Written instruction:
Reproduce the lines word for word, covering the stretch from the line containing "- condition-label: 80" through the line containing "- y-tick-label: 100: [452, 334, 472, 349]", with both of those lines included.

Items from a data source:

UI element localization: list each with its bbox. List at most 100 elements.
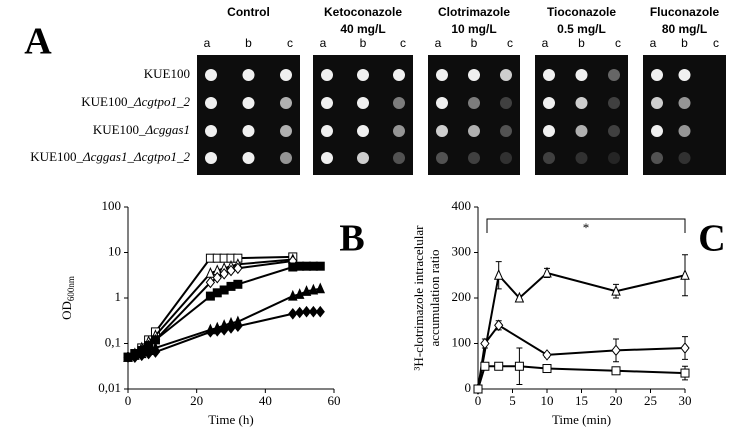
- condition-label: 80 mg/L: [662, 22, 707, 36]
- data-point: [205, 276, 216, 289]
- column-label: c: [287, 36, 293, 50]
- panel-letter: B: [339, 218, 364, 260]
- column-label: b: [681, 36, 688, 50]
- colony-spot: [678, 152, 691, 164]
- x-tick-label: 5: [509, 393, 516, 408]
- colony-spot: [357, 152, 369, 164]
- colony-spot: [543, 152, 555, 164]
- column-label: b: [245, 36, 252, 50]
- colony-spot: [436, 152, 448, 164]
- series-line: [477, 271, 686, 390]
- colony-spot: [205, 97, 217, 109]
- y-axis-label-sub: 600nm: [66, 276, 76, 301]
- y-axis-label: OD600nm: [59, 276, 76, 320]
- x-tick-label: 15: [575, 393, 588, 408]
- strain-label: KUE100_Δcgtpo1_2: [81, 94, 190, 109]
- strain-mutation: Δcggas1: [145, 122, 190, 137]
- data-point: [680, 368, 690, 378]
- data-point: [212, 271, 222, 284]
- condition-label: Fluconazole: [650, 5, 720, 19]
- data-point: [301, 285, 312, 296]
- colony-spot: [242, 69, 255, 81]
- strain-name: KUE100_: [30, 149, 83, 164]
- data-point: [308, 305, 319, 318]
- colony-spot: [500, 125, 512, 137]
- colony-spot: [678, 97, 691, 109]
- strain-mutation: Δcggas1_Δcgtpo1_2: [82, 149, 190, 164]
- x-tick-label: 30: [679, 393, 692, 408]
- data-point: [233, 279, 243, 289]
- panel-letter: C: [698, 218, 725, 260]
- strain-name: KUE100: [144, 66, 190, 81]
- x-tick-label: 60: [328, 393, 341, 408]
- data-point: [301, 305, 312, 318]
- condition-label: 10 mg/L: [451, 22, 496, 36]
- colony-spot: [393, 125, 405, 137]
- data-point: [123, 351, 133, 363]
- colony-spot: [575, 97, 588, 109]
- colony-spot: [543, 69, 555, 81]
- colony-spot: [678, 69, 691, 81]
- y-tick-label: 100: [452, 334, 472, 349]
- strain-label: KUE100_Δcggas1_Δcgtpo1_2: [30, 149, 190, 164]
- strain-label: KUE100: [144, 66, 190, 81]
- data-point: [494, 319, 504, 332]
- y-axis-label-main: OD: [59, 301, 74, 320]
- colony-spot: [651, 97, 663, 109]
- colony-spot: [242, 125, 255, 137]
- column-label: a: [435, 36, 442, 50]
- colony-spot: [393, 97, 405, 109]
- data-point: [295, 306, 305, 319]
- colony-spot: [436, 125, 448, 137]
- condition-label: 0.5 mg/L: [557, 22, 606, 36]
- data-point: [680, 342, 690, 354]
- colony-spot: [543, 125, 555, 137]
- data-point: [288, 289, 298, 301]
- data-point: [219, 268, 229, 280]
- data-point: [205, 326, 216, 338]
- condition-label: Ketoconazole: [324, 5, 402, 19]
- y-tick-label: 0,01: [98, 380, 121, 395]
- colony-spot: [500, 69, 512, 81]
- colony-spot: [321, 69, 333, 81]
- condition-label: 40 mg/L: [340, 22, 385, 36]
- colony-spot: [280, 69, 292, 81]
- data-point: [480, 361, 490, 371]
- colony-spot: [651, 69, 663, 81]
- condition-label: Tioconazole: [547, 5, 616, 19]
- data-point: [233, 262, 243, 275]
- column-label: a: [204, 36, 211, 50]
- y-tick-label: 1: [115, 289, 122, 304]
- colony-spot: [205, 125, 217, 137]
- condition-label: Clotrimazole: [438, 5, 510, 19]
- data-point: [611, 344, 621, 357]
- data-point: [315, 305, 325, 318]
- colony-spot: [205, 69, 217, 81]
- x-tick-label: 0: [475, 393, 482, 408]
- data-point: [308, 283, 319, 295]
- column-label: b: [471, 36, 478, 50]
- significance-bracket: [486, 218, 686, 233]
- x-tick-label: 25: [644, 393, 657, 408]
- column-label: a: [320, 36, 327, 50]
- data-point: [226, 264, 236, 277]
- x-tick-label: 0: [125, 393, 132, 408]
- colony-spot: [678, 125, 691, 137]
- data-point: [680, 269, 690, 280]
- colony-spot: [357, 69, 369, 81]
- data-point: [611, 366, 621, 376]
- y-tick-label: 300: [452, 243, 472, 258]
- colony-spot: [280, 97, 292, 109]
- data-point: [212, 325, 222, 337]
- series-line: [477, 323, 686, 390]
- data-point: [150, 346, 161, 358]
- colony-spot: [575, 69, 588, 81]
- column-label: a: [650, 36, 657, 50]
- colony-spot: [575, 152, 588, 164]
- column-label: c: [615, 36, 621, 50]
- colony-spot: [357, 97, 369, 109]
- colony-spot: [500, 97, 512, 109]
- colony-spot: [608, 69, 620, 81]
- colony-spot: [242, 97, 255, 109]
- data-point: [480, 337, 490, 350]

Correct response:
- condition-label: 80 mg/L: [662, 22, 707, 36]
- data-point: [205, 276, 216, 289]
- column-label: c: [287, 36, 293, 50]
- panel-letter: B: [339, 218, 364, 260]
- column-label: b: [681, 36, 688, 50]
- colony-spot: [678, 152, 691, 164]
- x-tick-label: 5: [509, 393, 516, 408]
- colony-spot: [357, 152, 369, 164]
- colony-spot: [543, 152, 555, 164]
- column-label: b: [245, 36, 252, 50]
- colony-spot: [436, 152, 448, 164]
- series-line: [477, 271, 686, 390]
- colony-spot: [205, 97, 217, 109]
- y-axis-label-sub: 600nm: [66, 276, 76, 301]
- y-axis-label: OD600nm: [59, 276, 76, 320]
- x-tick-label: 15: [575, 393, 588, 408]
- strain-label: KUE100_Δcgtpo1_2: [81, 94, 190, 109]
- strain-mutation: Δcggas1: [145, 122, 190, 137]
- data-point: [680, 368, 690, 378]
- data-point: [212, 271, 222, 284]
- condition-label: Fluconazole: [650, 5, 720, 19]
- data-point: [301, 285, 312, 296]
- colony-spot: [242, 69, 255, 81]
- strain-name: KUE100_: [30, 149, 83, 164]
- data-point: [308, 305, 319, 318]
- colony-spot: [500, 125, 512, 137]
- colony-spot: [678, 97, 691, 109]
- strain-mutation: Δcggas1_Δcgtpo1_2: [82, 149, 190, 164]
- x-tick-label: 30: [679, 393, 692, 408]
- data-point: [233, 279, 243, 289]
- panel-letter: C: [698, 218, 725, 260]
- strain-name: KUE100: [144, 66, 190, 81]
- x-tick-label: 60: [328, 393, 341, 408]
- data-point: [301, 305, 312, 318]
- condition-label: 10 mg/L: [451, 22, 496, 36]
- colony-spot: [393, 125, 405, 137]
- data-point: [123, 351, 133, 363]
- colony-spot: [575, 97, 588, 109]
- colony-spot: [543, 69, 555, 81]
- colony-spot: [678, 69, 691, 81]
- y-tick-label: 100: [452, 334, 472, 349]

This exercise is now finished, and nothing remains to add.